(Texte du document)
Depuis des décennies, les États-Unis ont un problème de plutonium. Environ 100 tonnes de cette matière ont été produites pendant la guerre froide pour équiper de puissantes bombes atomiques. Mais alors que les stocks nucléaires étaient démantelés, le gouvernement a dû stocker le matériau radioactif dans des installations de haute sécurité.

Aujourd’hui, il veut que des startups l’aident à s’en débarrasser.

Le département de l’Énergie a annoncé mardi avoir sélectionné cinq startups nucléaires pour entamer des négociations avec le gouvernement afin de recevoir une partie du plutonium, qui pourrait potentiellement être utilisé pour alimenter une nouvelle génération de réacteurs nucléaires. Le département de l’Énergie avait précédemment identifié 34 tonnes de plutonium à éliminer.

Les cinq startups incluent Oklo, Standard Nuclear, Shine Technologies, Flibe Energy et Exodys Energy.

Le secrétaire à l’Énergie, Chris Wright, siégeait auparavant au conseil d’Oklo, mais il a démissionné lorsqu’il a rejoint l’administration et a déclaré avoir cédé ses actions. Sam Altman était président du conseil d’Oklo après sa fusion avec sa société d’acquisition AltC ; Altman a quitté ce poste l’année dernière.

Bien que le plutonium existe dans la nature, il est plus généralement un sous-produit du bombardement de l’uranium non fissile par des neutrons. Une fois formé, cet isotope du plutonium a une demi-vie de 24 000 ans, ce qui signifie que le gouvernement ne peut pas simplement attendre.

Oklo développe un réacteur pouvant fonctionner aussi bien avec du combustible à l’uranium traditionnel qu’avec du plutonium. Le plutonium aiderait l’entreprise à alimenter ses premiers réacteurs. Exodys Energy développe également un réacteur pouvant fonctionner avec un peu de plutonium dans le cadre d’un combustible d’oxyde mixte, ou MOX, qui mélange l’uranium avec du plutonium. Flibe Energy travaille sur un réacteur qui fonctionnerait au plutonium et à d’autres sous-produits des réacteurs à fission.

(Consigne)
Poursuivez le texte sur le plutonium américain et les startups nucléaires après sa dernière phrase. Les enregistrements n'ont aucun rôle dans ce travail.

(Extrait de données)

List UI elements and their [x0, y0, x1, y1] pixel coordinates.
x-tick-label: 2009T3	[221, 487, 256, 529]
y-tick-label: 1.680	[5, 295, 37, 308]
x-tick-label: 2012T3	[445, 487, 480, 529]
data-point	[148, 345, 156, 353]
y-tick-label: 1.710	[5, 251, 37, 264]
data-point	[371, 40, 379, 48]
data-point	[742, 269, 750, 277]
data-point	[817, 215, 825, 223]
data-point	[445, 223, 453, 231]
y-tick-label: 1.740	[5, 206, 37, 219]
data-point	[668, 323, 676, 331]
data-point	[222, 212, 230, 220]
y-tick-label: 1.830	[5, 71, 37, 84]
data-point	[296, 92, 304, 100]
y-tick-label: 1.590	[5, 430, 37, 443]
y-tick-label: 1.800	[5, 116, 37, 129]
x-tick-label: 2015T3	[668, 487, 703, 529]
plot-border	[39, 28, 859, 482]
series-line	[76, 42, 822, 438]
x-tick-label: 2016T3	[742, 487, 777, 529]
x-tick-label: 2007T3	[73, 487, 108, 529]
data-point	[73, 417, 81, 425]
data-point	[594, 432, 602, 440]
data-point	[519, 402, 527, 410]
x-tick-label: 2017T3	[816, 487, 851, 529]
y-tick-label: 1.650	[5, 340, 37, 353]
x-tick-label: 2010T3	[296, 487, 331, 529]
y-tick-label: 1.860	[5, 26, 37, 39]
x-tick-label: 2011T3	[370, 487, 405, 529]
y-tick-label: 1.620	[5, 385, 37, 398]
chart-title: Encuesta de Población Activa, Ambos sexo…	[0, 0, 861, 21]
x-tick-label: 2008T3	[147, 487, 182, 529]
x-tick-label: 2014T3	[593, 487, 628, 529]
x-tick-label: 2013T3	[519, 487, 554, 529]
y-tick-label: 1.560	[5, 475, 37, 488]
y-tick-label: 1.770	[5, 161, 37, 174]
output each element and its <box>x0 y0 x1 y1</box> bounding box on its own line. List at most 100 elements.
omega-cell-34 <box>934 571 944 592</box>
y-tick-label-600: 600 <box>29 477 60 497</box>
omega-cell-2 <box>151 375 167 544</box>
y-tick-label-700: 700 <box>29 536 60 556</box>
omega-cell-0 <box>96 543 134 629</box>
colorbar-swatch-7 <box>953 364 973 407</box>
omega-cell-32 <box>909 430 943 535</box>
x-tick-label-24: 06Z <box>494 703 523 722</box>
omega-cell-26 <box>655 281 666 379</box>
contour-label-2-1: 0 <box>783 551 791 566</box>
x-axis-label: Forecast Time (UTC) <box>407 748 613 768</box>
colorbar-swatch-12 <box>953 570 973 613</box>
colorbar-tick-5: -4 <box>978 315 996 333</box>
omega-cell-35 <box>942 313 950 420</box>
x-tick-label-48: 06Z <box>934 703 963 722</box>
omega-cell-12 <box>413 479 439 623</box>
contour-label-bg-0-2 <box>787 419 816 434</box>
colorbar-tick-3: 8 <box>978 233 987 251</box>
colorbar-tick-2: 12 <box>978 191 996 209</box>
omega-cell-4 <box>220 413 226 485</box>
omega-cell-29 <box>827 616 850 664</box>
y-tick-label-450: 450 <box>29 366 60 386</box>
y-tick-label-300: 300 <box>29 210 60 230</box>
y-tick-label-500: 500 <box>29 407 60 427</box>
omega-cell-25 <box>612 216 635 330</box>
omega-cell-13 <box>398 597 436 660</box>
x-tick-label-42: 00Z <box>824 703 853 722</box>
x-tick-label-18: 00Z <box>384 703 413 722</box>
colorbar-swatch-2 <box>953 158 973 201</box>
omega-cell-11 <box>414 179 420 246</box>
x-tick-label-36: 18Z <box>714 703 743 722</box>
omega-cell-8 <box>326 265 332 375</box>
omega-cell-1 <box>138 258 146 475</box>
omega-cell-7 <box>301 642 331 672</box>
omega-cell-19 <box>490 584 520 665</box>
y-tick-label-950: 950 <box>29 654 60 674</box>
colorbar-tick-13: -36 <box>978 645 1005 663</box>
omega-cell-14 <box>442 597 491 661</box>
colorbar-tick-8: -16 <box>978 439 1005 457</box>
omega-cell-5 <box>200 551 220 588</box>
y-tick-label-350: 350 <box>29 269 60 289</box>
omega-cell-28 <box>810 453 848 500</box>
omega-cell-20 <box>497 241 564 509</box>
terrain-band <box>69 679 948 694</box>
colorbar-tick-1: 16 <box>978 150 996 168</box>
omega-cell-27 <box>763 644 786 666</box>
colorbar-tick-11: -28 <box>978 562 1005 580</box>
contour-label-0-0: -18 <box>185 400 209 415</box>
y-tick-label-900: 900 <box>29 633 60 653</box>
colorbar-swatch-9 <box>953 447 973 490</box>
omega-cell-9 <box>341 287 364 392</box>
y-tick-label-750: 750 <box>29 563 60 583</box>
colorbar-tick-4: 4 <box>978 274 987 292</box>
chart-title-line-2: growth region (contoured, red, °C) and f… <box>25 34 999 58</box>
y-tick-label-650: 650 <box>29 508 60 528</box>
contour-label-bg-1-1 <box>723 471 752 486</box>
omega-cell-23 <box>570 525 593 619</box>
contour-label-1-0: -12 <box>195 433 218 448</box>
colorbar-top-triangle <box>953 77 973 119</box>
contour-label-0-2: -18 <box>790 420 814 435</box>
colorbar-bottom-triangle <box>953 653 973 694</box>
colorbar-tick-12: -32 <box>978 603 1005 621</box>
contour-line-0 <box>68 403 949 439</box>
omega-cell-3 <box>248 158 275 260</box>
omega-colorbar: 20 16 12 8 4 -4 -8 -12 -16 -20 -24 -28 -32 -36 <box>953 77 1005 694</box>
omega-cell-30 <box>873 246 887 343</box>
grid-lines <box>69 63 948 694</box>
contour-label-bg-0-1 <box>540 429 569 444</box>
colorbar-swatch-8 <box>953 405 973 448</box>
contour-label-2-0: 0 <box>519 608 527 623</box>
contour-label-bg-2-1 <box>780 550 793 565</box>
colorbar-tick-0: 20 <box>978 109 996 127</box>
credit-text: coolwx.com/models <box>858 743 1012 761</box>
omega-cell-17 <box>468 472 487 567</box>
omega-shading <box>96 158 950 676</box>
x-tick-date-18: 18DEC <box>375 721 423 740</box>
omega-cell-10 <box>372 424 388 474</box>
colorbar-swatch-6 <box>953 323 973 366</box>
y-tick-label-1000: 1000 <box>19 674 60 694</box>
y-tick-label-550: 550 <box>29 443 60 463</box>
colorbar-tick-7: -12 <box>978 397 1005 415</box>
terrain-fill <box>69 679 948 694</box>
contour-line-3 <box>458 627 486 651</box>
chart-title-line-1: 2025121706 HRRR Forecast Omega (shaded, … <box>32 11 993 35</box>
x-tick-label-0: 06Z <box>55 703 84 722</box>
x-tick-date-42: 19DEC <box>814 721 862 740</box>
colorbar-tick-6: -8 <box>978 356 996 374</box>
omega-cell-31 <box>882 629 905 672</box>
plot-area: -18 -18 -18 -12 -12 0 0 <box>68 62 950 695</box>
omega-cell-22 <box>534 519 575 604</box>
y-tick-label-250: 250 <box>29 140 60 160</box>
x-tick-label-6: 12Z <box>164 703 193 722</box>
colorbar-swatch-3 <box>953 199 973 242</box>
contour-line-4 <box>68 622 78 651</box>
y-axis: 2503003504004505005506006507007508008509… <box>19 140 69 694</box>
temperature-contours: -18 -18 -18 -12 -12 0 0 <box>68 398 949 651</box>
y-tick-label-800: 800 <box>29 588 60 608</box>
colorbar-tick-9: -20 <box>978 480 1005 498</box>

(Réponse)
Le MOX est actuellement produit en France, et bien que les États-Unis aient prévu d’en fabriquer en Caroline du Sud, la première administration Trump a annulé le projet après qu’il a explosé les budgets et les délais. L’un des partenaires d’Oklo dans le projet, le britannique Newcleo, a déclaré qu’il avait l’intention de construire sa propre installation de fabrication de combustible MOX à proximité.

Mais tout le monde n’est pas ravi du plan. Étant donné que le plutonium provient d’armes nucléaires, les préoccupations de sécurité sont importantes. « Des pays ont déjà essayé cela, et ils ont conclu que, même s’il serait agréable d’utiliser ce plutonium comme combustible, c’est en réalité un passif et nous devons nous en débarrasser définitivement », a déclaré Scott Roecker, vice-président de l’Initiative de menace nucléaire, au New York Times.

Pour les startups, la prochaine étape consiste à entamer des négociations avancées avec le gouvernement sur la sécurité et le transport du plutonium.